Compito richiesto 1 = Ripeti parola per parola il brano sulla Bibbia e la storia, da "Anche per la" fino a "che noi abbiamo?" compreso.

Anche per la Bibbia è così! Se volete la storia, studiate un'altra cosa, andate a cercarvi qualche altro libro. E molto spesso nei libri biblici è proprio citato: “Vuoi sapere questa storia? Vatti a leggere le cronache dei Re”.
Per cui ci sono dei personaggi dei quali noi potremmo dire, spero di non offendere nessuno, che storicamente non sono esistiti! Storicamente dico! Mi riferisco, non so, ad Adamo. E' esistito un personaggio chiamato Adamo proprio in carne e ossa? Abramo, fondatore del monoteismo, dell'ebraismo e successivamente del cristianesimo, dell'islam eccetera: è esistito? Quali sono le notizie che noi abbiamo?
Abbiamo delle notizie nel testo biblico, che riguardano aspetti della sua vita ma non si può assolutamente dimostrare che siano veri, perché abbiamo solo questa documentazione.
Anche per Mosè vale la stessa cosa! Sebbene parlare di Mosè a un ebreo voglia dire parlare della liberazione, dell'intervento di Dio nelle cose umane. Ma storicamente non c'è!

Vado avanti: Gesù, che per un cristiano è parte delle sue fibre! Sì, ma dal punto di vista storico chissà come, dove? Le fonti ebraiche sull'argomento sono le più controverse. Le fonti più vicine contemporanee dicono qualcosa e il contrario della stessa cosa. Perché ognuno vede le cose dalla propria angolazione!
Per cui la storia non si può raccontare, perché non la sappiamo. E' sempre raccontata o dai vincitori, oppure da varie angolazioni.
Pensate a tutte le contraddizioni che ci sono nei testi biblici! E ce ne sono tantissime! I critici si scaraventano su queste cose con molta attenzione.

Compito richiesto 2 = Conta quante righe dell'elenco qui sotto contengono la parola "this". Scrivi soltanto il numero.

Righe da un insieme di dati =
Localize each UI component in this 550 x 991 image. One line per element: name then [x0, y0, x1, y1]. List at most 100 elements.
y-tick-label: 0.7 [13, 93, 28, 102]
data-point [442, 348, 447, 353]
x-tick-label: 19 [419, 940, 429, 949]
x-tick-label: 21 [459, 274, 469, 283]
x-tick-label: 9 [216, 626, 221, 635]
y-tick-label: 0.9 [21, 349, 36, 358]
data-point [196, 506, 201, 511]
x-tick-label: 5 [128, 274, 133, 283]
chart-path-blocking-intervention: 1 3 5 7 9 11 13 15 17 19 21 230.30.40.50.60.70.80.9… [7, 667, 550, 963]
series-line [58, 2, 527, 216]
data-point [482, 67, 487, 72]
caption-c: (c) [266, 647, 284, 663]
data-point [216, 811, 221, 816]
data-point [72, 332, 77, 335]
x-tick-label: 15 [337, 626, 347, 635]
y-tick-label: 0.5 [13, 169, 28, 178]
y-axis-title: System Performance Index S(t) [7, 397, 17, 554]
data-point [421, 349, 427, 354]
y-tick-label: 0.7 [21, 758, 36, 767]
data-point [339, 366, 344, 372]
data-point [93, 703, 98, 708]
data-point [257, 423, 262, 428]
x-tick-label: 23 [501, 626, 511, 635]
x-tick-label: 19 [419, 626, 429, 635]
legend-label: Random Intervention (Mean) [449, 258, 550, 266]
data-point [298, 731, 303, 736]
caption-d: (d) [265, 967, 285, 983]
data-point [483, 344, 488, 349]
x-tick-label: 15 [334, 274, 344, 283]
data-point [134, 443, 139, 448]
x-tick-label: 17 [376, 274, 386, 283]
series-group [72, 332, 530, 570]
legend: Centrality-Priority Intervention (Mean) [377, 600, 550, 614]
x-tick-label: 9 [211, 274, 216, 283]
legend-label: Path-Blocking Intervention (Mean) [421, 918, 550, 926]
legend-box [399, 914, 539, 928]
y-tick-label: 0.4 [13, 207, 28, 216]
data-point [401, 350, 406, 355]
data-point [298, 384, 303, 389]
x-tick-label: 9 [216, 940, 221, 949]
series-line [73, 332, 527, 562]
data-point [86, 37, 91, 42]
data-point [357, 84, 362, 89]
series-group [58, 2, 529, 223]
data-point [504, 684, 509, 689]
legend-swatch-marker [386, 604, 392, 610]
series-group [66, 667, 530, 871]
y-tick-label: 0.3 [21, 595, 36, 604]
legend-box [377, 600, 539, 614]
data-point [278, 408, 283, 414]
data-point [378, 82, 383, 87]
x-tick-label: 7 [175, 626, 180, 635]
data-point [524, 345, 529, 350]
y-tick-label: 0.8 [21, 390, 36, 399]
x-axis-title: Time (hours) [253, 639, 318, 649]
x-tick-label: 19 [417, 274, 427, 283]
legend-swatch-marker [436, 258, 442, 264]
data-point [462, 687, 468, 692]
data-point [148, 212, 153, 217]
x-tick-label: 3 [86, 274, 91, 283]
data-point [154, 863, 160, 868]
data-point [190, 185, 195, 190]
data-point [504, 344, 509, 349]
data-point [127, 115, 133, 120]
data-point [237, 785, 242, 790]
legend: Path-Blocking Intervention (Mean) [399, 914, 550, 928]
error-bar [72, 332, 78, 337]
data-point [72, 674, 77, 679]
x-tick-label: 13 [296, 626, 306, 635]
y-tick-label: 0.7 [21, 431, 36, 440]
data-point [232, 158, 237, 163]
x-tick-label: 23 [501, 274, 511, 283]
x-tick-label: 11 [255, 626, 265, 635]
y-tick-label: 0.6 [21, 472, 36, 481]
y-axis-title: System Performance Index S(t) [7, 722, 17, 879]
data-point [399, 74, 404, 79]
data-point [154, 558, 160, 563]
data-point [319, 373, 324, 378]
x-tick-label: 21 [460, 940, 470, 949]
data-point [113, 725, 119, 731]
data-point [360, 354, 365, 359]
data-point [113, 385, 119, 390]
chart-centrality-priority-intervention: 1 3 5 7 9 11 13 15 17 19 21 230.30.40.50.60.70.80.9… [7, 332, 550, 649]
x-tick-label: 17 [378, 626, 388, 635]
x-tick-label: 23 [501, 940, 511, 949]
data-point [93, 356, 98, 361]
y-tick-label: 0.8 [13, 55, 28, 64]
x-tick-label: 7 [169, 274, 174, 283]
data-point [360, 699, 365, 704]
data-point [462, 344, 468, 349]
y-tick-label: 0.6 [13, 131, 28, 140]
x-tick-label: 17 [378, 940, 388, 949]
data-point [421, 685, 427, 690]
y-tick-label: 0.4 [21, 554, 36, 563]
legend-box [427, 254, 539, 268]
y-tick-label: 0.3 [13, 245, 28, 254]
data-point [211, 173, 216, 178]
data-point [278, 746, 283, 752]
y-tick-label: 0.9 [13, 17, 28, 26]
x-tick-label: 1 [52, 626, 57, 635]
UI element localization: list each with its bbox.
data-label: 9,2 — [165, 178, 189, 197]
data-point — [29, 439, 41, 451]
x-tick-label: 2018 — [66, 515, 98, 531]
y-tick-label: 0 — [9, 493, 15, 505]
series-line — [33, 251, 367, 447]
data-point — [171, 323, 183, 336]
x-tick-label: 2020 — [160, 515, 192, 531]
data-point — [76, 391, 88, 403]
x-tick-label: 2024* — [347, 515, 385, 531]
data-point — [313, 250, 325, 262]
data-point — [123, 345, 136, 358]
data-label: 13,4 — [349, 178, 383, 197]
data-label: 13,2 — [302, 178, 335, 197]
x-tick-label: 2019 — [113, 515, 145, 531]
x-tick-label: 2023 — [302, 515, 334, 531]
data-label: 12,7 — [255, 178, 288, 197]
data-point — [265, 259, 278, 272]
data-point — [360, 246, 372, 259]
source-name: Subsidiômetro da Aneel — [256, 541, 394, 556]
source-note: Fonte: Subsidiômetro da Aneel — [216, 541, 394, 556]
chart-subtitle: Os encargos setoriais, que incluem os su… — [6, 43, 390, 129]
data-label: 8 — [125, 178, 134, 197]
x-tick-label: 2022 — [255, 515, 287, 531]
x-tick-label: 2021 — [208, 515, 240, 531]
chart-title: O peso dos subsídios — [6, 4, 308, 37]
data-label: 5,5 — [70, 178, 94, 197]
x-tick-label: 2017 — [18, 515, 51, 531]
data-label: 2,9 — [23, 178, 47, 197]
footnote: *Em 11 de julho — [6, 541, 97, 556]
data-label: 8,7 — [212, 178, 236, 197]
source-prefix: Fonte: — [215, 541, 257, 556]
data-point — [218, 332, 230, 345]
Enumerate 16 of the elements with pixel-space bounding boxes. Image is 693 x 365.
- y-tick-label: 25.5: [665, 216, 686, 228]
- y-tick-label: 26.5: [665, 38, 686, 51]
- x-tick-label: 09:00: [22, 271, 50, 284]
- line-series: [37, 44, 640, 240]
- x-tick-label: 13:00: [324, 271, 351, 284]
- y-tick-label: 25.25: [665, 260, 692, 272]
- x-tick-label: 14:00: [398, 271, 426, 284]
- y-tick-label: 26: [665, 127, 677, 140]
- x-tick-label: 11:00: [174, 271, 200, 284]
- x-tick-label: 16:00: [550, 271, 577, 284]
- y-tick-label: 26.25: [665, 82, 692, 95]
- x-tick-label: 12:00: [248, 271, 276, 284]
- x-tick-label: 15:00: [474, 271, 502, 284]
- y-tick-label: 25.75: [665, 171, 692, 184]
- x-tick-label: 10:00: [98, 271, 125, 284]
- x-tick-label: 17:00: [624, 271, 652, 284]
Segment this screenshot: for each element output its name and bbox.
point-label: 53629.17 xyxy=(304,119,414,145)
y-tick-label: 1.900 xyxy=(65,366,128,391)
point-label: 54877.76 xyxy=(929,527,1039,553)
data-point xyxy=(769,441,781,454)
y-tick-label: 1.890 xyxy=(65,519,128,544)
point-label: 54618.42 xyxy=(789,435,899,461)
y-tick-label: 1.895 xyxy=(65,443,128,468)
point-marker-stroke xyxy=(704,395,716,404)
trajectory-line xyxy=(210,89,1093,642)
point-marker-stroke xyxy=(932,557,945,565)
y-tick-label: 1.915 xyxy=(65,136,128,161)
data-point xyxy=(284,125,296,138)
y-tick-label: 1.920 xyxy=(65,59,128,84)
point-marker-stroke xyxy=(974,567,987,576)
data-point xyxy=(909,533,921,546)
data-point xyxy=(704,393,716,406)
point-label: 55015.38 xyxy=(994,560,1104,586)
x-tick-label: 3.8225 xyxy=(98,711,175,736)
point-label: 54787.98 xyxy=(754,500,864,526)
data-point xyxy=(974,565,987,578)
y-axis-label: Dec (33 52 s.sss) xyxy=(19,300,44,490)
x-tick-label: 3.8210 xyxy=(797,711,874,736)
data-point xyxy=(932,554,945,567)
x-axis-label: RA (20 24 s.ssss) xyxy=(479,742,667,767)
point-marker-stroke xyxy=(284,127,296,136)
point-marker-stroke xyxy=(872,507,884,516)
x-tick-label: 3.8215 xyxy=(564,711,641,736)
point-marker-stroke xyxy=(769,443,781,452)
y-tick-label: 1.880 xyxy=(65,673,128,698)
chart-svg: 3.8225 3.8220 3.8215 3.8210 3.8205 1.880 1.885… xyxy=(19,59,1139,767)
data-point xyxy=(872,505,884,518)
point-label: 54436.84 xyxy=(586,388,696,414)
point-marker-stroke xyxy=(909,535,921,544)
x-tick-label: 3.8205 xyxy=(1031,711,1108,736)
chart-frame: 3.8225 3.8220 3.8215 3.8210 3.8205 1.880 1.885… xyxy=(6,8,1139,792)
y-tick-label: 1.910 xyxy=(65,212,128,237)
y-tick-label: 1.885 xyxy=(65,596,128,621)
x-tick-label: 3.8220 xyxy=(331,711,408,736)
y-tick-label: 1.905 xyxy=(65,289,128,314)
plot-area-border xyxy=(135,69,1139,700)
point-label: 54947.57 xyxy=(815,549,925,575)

Risposta completa 1 =
Anche per la Bibbia è così! Se volete la storia, studiate un'altra cosa, andate a cercarvi qualche altro libro. E molto spesso nei libri biblici è proprio citato: “Vuoi sapere questa storia? Vatti a leggere le cronache dei Re”.
Per cui ci sono dei personaggi dei quali noi potremmo dire, spero di non offendere nessuno, che storicamente non sono esistiti! Storicamente dico! Mi riferisco, non so, ad Adamo. E' esistito un personaggio chiamato Adamo proprio in carne e ossa? Abramo, fondatore del monoteismo, dell'ebraismo e successivamente del cristianesimo, dell'islam eccetera: è esistito? Quali sono le notizie che noi abbiamo?

Risposta completa 2 = 2